Avec Le triple jeu de l’art contemporain, sorti en 1998, Nathalie Heinich propose une réflexion sociologique sur l’évolution des arts plastiques depuis les années 50. Il se situe dans la lignée de livres fondamentaux tels que « L’œuvre d’art et son évaluation » de Jean-Marie Schaeffer ou encore « La distinction. Critique sociale du jugement » de Pierre Bourdieu. Ce livre est le résultat de plusieurs années de recherche et d’écriture de Nathalie Heinich, dont « Etre artiste. Les transformations du statut des peintres et des sculpteurs » ou « L’art contemporain exposé aux rejets ». Cependant, l’originalité de l'ouvrage réside dans le détail de l’analyse. Nathalie Heinich part des artistes et des œuvres et ses constatations l’amènent à d’autres, pour passer à la loupe le processus complet de ce qu’elle appelle « le triple jeu de l’art contemporain ». Avant tout didactique, le livre est extrêmement bien organisé : un prologue, trois parties et une conclusion. Le lecteur ne s’y perd pas, il est sans cesse guidé par les titres clairs, précis et surtout nombreux et rattrapés par les exemples concrets.
Malgré son aspect très structuré qui rend la lecture plus facile, il est évident que l’ouvrage ne s’adresse pas à n’importe quel novice dans le domaine. Effectivement, bien que la constellation de références soit large, le lecteur doit s’intéresser à l’art, plutôt à l’art contemporain et précisément à son fonctionnement et ses enjeux. D’emblée, l’ouvrage parait être destiné à un public plutôt spécialisé sur le sujet ; étudiants, chercheurs ou professionnels de l’art.
Le triple jeu de l’art contemporain s’ouvre sur les avant-propos construits de façon à ce que le lecteur sache exactement à quoi s’attendre à savoir « un livre sur l’art sans illustration, sans évaluation, sans opinion ». Là se trouve tout le génie de Nathalie Heinich qui prend les œuvres comme point de départ mais se contentant de les décrire, sans les juger. A vrai, dire les sources de l’auteur sont innombrables : ouvrages, travaux, enquêtes auprès des publics, enquêtes d’observations de terrain, de statistiques et d’analyses de textes.

◆ EXTRAITS DES DONNÉES ◆
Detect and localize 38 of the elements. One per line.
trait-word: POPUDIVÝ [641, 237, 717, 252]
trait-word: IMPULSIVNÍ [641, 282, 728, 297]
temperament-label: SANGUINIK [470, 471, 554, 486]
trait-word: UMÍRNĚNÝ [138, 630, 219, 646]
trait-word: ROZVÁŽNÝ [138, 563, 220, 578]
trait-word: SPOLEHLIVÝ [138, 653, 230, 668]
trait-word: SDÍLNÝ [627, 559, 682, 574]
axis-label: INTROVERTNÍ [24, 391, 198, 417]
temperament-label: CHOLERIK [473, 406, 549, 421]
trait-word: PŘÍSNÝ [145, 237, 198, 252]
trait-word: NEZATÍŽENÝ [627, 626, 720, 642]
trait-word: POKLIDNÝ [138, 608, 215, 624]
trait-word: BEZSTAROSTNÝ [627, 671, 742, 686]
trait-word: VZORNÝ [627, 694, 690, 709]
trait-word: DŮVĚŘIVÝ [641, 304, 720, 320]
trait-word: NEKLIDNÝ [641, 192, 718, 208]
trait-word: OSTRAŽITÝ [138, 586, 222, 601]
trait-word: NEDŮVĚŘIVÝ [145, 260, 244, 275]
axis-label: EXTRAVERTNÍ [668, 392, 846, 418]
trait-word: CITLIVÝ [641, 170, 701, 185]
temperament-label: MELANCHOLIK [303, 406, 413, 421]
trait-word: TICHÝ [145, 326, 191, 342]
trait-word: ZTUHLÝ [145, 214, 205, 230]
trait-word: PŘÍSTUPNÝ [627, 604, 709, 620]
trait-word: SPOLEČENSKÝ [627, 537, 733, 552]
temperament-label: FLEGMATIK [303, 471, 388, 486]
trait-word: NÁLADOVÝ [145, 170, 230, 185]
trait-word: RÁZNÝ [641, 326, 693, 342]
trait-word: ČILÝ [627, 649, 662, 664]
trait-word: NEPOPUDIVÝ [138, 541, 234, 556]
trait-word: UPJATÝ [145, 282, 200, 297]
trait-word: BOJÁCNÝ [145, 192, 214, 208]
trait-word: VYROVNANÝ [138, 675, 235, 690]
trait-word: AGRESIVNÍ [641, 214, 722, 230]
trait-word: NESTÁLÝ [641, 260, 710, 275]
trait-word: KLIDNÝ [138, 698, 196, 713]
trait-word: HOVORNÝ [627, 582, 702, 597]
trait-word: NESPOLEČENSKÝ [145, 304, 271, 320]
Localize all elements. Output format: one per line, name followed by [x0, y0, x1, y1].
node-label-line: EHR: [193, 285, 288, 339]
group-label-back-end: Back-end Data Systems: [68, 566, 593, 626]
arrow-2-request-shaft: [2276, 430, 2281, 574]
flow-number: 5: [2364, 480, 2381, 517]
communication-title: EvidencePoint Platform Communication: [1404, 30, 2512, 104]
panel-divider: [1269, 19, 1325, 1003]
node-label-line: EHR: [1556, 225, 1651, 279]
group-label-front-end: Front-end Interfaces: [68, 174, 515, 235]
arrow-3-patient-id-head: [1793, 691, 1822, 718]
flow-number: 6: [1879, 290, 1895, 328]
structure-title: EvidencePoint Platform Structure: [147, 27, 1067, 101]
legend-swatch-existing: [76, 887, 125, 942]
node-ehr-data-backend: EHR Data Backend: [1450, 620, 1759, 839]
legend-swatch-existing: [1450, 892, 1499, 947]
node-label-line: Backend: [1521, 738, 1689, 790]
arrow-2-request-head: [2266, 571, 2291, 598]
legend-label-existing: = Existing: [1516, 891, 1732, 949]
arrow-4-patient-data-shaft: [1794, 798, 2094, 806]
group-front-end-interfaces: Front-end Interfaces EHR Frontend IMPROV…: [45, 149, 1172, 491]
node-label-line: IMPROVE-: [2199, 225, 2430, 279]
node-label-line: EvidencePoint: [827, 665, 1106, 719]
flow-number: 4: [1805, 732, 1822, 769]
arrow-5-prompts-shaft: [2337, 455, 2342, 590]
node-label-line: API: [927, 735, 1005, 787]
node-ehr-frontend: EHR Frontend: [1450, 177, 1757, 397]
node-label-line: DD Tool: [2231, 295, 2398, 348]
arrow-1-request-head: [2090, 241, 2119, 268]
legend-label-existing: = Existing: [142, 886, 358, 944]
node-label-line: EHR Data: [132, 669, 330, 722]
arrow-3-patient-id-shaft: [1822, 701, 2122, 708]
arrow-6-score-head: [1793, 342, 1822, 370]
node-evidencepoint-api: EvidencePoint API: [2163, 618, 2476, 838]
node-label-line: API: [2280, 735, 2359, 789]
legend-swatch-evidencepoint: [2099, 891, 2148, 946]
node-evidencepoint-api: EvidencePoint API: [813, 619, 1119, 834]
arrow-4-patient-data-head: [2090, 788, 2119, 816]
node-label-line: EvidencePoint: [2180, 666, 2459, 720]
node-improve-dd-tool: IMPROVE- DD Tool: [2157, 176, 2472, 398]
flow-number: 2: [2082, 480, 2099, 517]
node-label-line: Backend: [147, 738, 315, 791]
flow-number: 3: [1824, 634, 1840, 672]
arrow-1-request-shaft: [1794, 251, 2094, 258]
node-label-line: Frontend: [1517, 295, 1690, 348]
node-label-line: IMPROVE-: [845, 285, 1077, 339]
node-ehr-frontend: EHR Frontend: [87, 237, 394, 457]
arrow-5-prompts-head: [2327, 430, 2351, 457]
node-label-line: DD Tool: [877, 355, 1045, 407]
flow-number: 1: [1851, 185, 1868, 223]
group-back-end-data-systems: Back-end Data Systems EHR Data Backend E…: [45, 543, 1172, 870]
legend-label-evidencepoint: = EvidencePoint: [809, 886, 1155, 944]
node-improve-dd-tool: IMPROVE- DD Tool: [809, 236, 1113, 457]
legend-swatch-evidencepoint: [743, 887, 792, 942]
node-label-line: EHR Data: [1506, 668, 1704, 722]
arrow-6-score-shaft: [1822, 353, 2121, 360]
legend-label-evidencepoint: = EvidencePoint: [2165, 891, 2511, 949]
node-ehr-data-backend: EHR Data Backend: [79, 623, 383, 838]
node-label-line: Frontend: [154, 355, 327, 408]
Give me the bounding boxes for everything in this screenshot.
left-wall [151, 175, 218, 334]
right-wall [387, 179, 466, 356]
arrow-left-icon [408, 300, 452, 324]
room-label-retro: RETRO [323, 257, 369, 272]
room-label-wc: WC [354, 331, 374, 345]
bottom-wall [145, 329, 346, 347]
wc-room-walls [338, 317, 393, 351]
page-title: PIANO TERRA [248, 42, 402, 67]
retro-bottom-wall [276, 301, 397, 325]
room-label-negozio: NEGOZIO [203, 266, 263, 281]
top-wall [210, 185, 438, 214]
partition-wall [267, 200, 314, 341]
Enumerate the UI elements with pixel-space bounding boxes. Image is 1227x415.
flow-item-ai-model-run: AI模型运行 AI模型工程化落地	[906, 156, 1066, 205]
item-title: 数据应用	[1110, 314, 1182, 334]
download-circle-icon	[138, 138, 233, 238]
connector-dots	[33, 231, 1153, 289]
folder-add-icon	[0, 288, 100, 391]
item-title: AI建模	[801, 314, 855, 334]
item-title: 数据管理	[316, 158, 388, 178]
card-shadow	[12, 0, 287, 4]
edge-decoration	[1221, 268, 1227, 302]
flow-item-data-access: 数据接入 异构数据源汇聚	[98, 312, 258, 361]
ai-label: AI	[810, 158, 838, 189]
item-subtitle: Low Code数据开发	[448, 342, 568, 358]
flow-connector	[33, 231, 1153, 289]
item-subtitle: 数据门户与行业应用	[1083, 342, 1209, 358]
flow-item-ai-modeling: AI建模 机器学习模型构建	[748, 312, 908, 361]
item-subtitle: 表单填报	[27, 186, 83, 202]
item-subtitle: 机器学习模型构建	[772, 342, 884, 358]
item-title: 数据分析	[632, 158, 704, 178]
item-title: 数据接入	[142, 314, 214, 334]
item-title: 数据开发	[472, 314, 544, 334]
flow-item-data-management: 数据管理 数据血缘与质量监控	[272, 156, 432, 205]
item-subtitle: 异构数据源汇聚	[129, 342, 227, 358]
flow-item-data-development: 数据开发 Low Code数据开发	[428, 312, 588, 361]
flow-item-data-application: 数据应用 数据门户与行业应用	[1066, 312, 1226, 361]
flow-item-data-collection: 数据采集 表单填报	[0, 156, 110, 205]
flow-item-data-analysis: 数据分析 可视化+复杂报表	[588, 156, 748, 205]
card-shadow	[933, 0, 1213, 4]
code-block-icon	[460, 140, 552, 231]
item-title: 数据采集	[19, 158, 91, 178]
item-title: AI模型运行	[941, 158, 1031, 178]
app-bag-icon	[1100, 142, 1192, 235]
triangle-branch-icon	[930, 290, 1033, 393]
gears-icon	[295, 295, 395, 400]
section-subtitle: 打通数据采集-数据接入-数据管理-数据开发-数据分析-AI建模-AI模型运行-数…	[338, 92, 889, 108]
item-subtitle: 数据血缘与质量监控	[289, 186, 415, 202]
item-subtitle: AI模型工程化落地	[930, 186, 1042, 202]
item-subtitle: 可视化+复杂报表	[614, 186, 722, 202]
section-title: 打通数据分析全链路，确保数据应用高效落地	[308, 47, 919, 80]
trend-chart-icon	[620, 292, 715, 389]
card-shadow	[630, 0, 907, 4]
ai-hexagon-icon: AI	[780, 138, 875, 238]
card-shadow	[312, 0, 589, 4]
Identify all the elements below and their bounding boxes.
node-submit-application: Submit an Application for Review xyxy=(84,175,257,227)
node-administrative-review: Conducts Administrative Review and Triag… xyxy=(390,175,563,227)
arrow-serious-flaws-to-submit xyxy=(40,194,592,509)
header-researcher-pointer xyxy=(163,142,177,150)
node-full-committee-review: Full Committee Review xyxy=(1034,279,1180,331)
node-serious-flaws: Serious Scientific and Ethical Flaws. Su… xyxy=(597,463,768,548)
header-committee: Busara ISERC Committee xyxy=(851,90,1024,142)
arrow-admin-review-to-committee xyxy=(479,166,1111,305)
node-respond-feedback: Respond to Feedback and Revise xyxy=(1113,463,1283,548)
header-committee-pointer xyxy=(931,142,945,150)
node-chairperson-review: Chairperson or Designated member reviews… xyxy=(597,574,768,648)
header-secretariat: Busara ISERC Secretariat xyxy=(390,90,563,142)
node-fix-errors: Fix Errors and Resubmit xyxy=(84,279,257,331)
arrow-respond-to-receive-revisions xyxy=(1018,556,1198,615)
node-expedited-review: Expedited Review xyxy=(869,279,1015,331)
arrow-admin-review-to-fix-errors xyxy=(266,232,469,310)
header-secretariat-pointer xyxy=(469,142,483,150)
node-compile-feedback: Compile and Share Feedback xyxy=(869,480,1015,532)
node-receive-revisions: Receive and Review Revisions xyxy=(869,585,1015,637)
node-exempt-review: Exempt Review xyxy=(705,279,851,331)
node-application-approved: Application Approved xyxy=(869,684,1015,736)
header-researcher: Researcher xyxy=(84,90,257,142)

◆ LISTE DES TÂCHES ◆
1. Dans l'extrait du texte, reprenez sous forme de liste le paragraphe qui commence par « Malgré son aspect très structuré » en gardant ses idées principales.
2. D'après l'extrait du texte, les affirmations suivantes sont-elles exactes ? (a) Le livre est sorti en 1998. (b) Le livre contient des illustrations. (c) Le livre compte quatre parties. Répondez par oui ou par non et citez les mots du texte qui le montrent.

◆ RÉPONSES AUX TÂCHES ◆
1.
- Le livre est très structuré et facile à lire, mais il ne s'adresse pas à n'importe quel novice.
- Le lecteur doit s'intéresser à l'art, surtout à l'art contemporain, à son fonctionnement et à ses enjeux.
- Le public visé semble plutôt spécialisé : étudiants, chercheurs ou professionnels de l'art.

2.
(a) Oui : « sorti en 1998 ».
(b) Non : « un livre sur l’art sans illustration, sans évaluation, sans opinion ».
(c) Non : « un prologue, trois parties et une conclusion ».